--- Record excerpts ---
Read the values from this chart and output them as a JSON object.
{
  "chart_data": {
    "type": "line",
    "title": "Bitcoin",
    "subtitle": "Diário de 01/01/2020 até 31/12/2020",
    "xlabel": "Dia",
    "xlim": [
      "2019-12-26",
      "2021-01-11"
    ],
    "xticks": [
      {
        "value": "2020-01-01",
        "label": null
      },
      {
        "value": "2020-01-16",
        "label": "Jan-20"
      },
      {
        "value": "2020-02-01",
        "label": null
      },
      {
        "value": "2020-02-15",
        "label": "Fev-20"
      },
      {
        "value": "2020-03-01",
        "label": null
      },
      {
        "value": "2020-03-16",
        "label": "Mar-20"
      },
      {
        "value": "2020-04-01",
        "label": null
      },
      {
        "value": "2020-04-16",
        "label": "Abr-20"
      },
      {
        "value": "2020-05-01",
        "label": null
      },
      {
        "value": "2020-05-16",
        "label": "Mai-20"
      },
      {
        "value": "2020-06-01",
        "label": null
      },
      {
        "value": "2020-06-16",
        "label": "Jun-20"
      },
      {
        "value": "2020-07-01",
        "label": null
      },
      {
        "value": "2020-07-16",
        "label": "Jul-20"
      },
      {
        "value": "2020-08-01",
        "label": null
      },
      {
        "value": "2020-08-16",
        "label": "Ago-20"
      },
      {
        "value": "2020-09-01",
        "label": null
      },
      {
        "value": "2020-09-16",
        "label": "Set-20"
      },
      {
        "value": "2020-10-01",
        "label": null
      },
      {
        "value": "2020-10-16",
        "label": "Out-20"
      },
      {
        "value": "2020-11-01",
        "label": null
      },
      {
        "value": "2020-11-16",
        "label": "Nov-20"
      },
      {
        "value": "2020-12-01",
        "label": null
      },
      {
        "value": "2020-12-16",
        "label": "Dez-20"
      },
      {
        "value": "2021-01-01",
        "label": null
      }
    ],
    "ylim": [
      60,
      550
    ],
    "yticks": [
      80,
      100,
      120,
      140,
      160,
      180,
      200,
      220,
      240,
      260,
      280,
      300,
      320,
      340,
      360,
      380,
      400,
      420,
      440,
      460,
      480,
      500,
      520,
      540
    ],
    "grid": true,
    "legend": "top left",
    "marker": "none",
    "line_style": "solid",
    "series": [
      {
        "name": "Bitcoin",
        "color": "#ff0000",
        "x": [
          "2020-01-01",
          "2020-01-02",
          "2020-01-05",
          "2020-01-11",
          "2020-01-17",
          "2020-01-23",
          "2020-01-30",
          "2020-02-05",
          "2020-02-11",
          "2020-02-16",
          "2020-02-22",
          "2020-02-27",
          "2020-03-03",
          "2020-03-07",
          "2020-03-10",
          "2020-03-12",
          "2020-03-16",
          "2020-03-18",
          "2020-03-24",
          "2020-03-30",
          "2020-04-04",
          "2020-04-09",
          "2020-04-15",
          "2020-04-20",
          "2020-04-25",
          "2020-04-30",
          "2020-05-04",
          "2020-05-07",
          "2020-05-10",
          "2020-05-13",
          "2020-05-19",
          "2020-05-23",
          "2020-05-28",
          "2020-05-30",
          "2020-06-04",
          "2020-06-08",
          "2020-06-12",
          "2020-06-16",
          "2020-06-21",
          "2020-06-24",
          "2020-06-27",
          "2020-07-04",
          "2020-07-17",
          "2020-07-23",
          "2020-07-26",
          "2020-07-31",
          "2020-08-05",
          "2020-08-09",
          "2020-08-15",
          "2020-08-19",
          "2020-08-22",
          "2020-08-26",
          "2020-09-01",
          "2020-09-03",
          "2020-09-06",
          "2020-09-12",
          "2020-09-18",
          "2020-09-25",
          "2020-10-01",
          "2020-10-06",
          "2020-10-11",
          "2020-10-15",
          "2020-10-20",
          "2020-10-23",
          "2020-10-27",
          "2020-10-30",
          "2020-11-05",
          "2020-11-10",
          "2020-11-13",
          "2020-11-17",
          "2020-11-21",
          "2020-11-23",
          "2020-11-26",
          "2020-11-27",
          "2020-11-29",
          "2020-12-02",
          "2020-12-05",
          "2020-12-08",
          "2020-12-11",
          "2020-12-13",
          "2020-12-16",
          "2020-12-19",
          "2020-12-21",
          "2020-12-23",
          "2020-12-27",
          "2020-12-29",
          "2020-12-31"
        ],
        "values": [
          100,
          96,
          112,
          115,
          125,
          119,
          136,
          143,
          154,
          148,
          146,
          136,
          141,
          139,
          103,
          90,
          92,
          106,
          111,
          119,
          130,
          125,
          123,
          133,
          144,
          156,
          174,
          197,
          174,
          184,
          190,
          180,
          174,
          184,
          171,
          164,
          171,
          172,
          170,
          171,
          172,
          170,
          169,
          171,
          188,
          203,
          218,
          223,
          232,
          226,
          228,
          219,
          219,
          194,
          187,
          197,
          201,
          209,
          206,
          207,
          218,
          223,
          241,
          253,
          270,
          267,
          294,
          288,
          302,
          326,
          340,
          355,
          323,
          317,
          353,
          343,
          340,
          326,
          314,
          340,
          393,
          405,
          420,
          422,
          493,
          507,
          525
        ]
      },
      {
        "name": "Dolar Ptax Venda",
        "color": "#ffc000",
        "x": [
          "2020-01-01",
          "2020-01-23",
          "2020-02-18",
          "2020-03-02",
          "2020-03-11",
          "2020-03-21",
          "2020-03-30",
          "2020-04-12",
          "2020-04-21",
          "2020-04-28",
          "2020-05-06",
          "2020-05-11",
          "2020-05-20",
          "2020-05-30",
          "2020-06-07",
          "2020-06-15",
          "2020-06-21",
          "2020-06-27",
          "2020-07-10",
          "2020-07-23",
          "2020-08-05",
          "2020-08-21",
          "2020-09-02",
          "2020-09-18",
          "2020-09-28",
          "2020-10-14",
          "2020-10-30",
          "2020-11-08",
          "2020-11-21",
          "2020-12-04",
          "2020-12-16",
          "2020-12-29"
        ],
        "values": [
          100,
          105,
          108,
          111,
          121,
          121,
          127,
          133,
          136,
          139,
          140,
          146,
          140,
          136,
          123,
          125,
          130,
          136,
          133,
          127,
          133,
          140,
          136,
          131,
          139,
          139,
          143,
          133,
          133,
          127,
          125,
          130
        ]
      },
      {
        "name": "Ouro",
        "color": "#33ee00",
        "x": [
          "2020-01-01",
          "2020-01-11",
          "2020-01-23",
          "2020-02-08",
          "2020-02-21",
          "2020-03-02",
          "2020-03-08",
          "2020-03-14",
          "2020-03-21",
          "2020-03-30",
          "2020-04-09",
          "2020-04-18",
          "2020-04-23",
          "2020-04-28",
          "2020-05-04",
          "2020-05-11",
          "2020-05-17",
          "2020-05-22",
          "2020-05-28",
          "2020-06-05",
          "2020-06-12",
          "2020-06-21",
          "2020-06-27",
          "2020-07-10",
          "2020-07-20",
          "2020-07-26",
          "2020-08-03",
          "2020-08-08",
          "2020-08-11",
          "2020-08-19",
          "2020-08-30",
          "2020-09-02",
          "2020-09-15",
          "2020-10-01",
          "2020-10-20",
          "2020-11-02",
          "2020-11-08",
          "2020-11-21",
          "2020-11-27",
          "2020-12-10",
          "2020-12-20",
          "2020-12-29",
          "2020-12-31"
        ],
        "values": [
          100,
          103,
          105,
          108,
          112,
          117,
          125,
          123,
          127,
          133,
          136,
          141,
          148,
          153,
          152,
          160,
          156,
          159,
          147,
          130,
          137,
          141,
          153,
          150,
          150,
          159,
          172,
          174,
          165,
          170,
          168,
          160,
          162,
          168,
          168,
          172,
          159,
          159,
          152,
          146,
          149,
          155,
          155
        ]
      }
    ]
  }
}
---
◆ Task to complete: Working from the material above, retype it in its entirety without change.

◆ Task response:
Read the values from this chart and output them as a JSON object.
{
  "chart_data": {
    "type": "line",
    "title": "Bitcoin",
    "subtitle": "Diário de 01/01/2020 até 31/12/2020",
    "xlabel": "Dia",
    "xlim": [
      "2019-12-26",
      "2021-01-11"
    ],
    "xticks": [
      {
        "value": "2020-01-01",
        "label": null
      },
      {
        "value": "2020-01-16",
        "label": "Jan-20"
      },
      {
        "value": "2020-02-01",
        "label": null
      },
      {
        "value": "2020-02-15",
        "label": "Fev-20"
      },
      {
        "value": "2020-03-01",
        "label": null
      },
      {
        "value": "2020-03-16",
        "label": "Mar-20"
      },
      {
        "value": "2020-04-01",
        "label": null
      },
      {
        "value": "2020-04-16",
        "label": "Abr-20"
      },
      {
        "value": "2020-05-01",
        "label": null
      },
      {
        "value": "2020-05-16",
        "label": "Mai-20"
      },
      {
        "value": "2020-06-01",
        "label": null
      },
      {
        "value": "2020-06-16",
        "label": "Jun-20"
      },
      {
        "value": "2020-07-01",
        "label": null
      },
      {
        "value": "2020-07-16",
        "label": "Jul-20"
      },
      {
        "value": "2020-08-01",
        "label": null
      },
      {
        "value": "2020-08-16",
        "label": "Ago-20"
      },
      {
        "value": "2020-09-01",
        "label": null
      },
      {
        "value": "2020-09-16",
        "label": "Set-20"
      },
      {
        "value": "2020-10-01",
        "label": null
      },
      {
        "value": "2020-10-16",
        "label": "Out-20"
      },
      {
        "value": "2020-11-01",
        "label": null
      },
      {
        "value": "2020-11-16",
        "label": "Nov-20"
      },
      {
        "value": "2020-12-01",
        "label": null
      },
      {
        "value": "2020-12-16",
        "label": "Dez-20"
      },
      {
        "value": "2021-01-01",
        "label": null
      }
    ],
    "ylim": [
      60,
      550
    ],
    "yticks": [
      80,
      100,
      120,
      140,
      160,
      180,
      200,
      220,
      240,
      260,
      280,
      300,
      320,
      340,
      360,
      380,
      400,
      420,
      440,
      460,
      480,
      500,
      520,
      540
    ],
    "grid": true,
    "legend": "top left",
    "marker": "none",
    "line_style": "solid",
    "series": [
      {
        "name": "Bitcoin",
        "color": "#ff0000",
        "x": [
          "2020-01-01",
          "2020-01-02",
          "2020-01-05",
          "2020-01-11",
          "2020-01-17",
          "2020-01-23",
          "2020-01-30",
          "2020-02-05",
          "2020-02-11",
          "2020-02-16",
          "2020-02-22",
          "2020-02-27",
          "2020-03-03",
          "2020-03-07",
          "2020-03-10",
          "2020-03-12",
          "2020-03-16",
          "2020-03-18",
          "2020-03-24",
          "2020-03-30",
          "2020-04-04",
          "2020-04-09",
          "2020-04-15",
          "2020-04-20",
          "2020-04-25",
          "2020-04-30",
          "2020-05-04",
          "2020-05-07",
          "2020-05-10",
          "2020-05-13",
          "2020-05-19",
          "2020-05-23",
          "2020-05-28",
          "2020-05-30",
          "2020-06-04",
          "2020-06-08",
          "2020-06-12",
          "2020-06-16",
          "2020-06-21",
          "2020-06-24",
          "2020-06-27",
          "2020-07-04",
          "2020-07-17",
          "2020-07-23",
          "2020-07-26",
          "2020-07-31",
          "2020-08-05",
          "2020-08-09",
          "2020-08-15",
          "2020-08-19",
          "2020-08-22",
          "2020-08-26",
          "2020-09-01",
          "2020-09-03",
          "2020-09-06",
          "2020-09-12",
          "2020-09-18",
          "2020-09-25",
          "2020-10-01",
          "2020-10-06",
          "2020-10-11",
          "2020-10-15",
          "2020-10-20",
          "2020-10-23",
          "2020-10-27",
          "2020-10-30",
          "2020-11-05",
          "2020-11-10",
          "2020-11-13",
          "2020-11-17",
          "2020-11-21",
          "2020-11-23",
          "2020-11-26",
          "2020-11-27",
          "2020-11-29",
          "2020-12-02",
          "2020-12-05",
          "2020-12-08",
          "2020-12-11",
          "2020-12-13",
          "2020-12-16",
          "2020-12-19",
          "2020-12-21",
          "2020-12-23",
          "2020-12-27",
          "2020-12-29",
          "2020-12-31"
        ],
        "values": [
          100,
          96,
          112,
          115,
          125,
          119,
          136,
          143,
          154,
          148,
          146,
          136,
          141,
          139,
          103,
          90,
          92,
          106,
          111,
          119,
          130,
          125,
          123,
          133,
          144,
          156,
          174,
          197,
          174,
          184,
          190,
          180,
          174,
          184,
          171,
          164,
          171,
          172,
          170,
          171,
          172,
          170,
          169,
          171,
          188,
          203,
          218,
          223,
          232,
          226,
          228,
          219,
          219,
          194,
          187,
          197,
          201,
          209,
          206,
          207,
          218,
          223,
          241,
          253,
          270,
          267,
          294,
          288,
          302,
          326,
          340,
          355,
          323,
          317,
          353,
          343,
          340,
          326,
          314,
          340,
          393,
          405,
          420,
          422,
          493,
          507,
          525
        ]
      },
      {
        "name": "Dolar Ptax Venda",
        "color": "#ffc000",
        "x": [
          "2020-01-01",
          "2020-01-23",
          "2020-02-18",
          "2020-03-02",
          "2020-03-11",
          "2020-03-21",
          "2020-03-30",
          "2020-04-12",
          "2020-04-21",
          "2020-04-28",
          "2020-05-06",
          "2020-05-11",
          "2020-05-20",
          "2020-05-30",
          "2020-06-07",
          "2020-06-15",
          "2020-06-21",
          "2020-06-27",
          "2020-07-10",
          "2020-07-23",
          "2020-08-05",
          "2020-08-21",
          "2020-09-02",
          "2020-09-18",
          "2020-09-28",
          "2020-10-14",
          "2020-10-30",
          "2020-11-08",
          "2020-11-21",
          "2020-12-04",
          "2020-12-16",
          "2020-12-29"
        ],
        "values": [
          100,
          105,
          108,
          111,
          121,
          121,
          127,
          133,
          136,
          139,
          140,
          146,
          140,
          136,
          123,
          125,
          130,
          136,
          133,
          127,
          133,
          140,
          136,
          131,
          139,
          139,
          143,
          133,
          133,
          127,
          125,
          130
        ]
      },
      {
        "name": "Ouro",
        "color": "#33ee00",
        "x": [
          "2020-01-01",
          "2020-01-11",
          "2020-01-23",
          "2020-02-08",
          "2020-02-21",
          "2020-03-02",
          "2020-03-08",
          "2020-03-14",
          "2020-03-21",
          "2020-03-30",
          "2020-04-09",
          "2020-04-18",
          "2020-04-23",
          "2020-04-28",
          "2020-05-04",
          "2020-05-11",
          "2020-05-17",
          "2020-05-22",
          "2020-05-28",
          "2020-06-05",
          "2020-06-12",
          "2020-06-21",
          "2020-06-27",
          "2020-07-10",
          "2020-07-20",
          "2020-07-26",
          "2020-08-03",
          "2020-08-08",
          "2020-08-11",
          "2020-08-19",
          "2020-08-30",
          "2020-09-02",
          "2020-09-15",
          "2020-10-01",
          "2020-10-20",
          "2020-11-02",
          "2020-11-08",
          "2020-11-21",
          "2020-11-27",
          "2020-12-10",
          "2020-12-20",
          "2020-12-29",
          "2020-12-31"
        ],
        "values": [
          100,
          103,
          105,
          108,
          112,
          117,
          125,
          123,
          127,
          133,
          136,
          141,
          148,
          153,
          152,
          160,
          156,
          159,
          147,
          130,
          137,
          141,
          153,
          150,
          150,
          159,
          172,
          174,
          165,
          170,
          168,
          160,
          162,
          168,
          168,
          172,
          159,
          159,
          152,
          146,
          149,
          155,
          155
        ]
      }
    ]
  }
}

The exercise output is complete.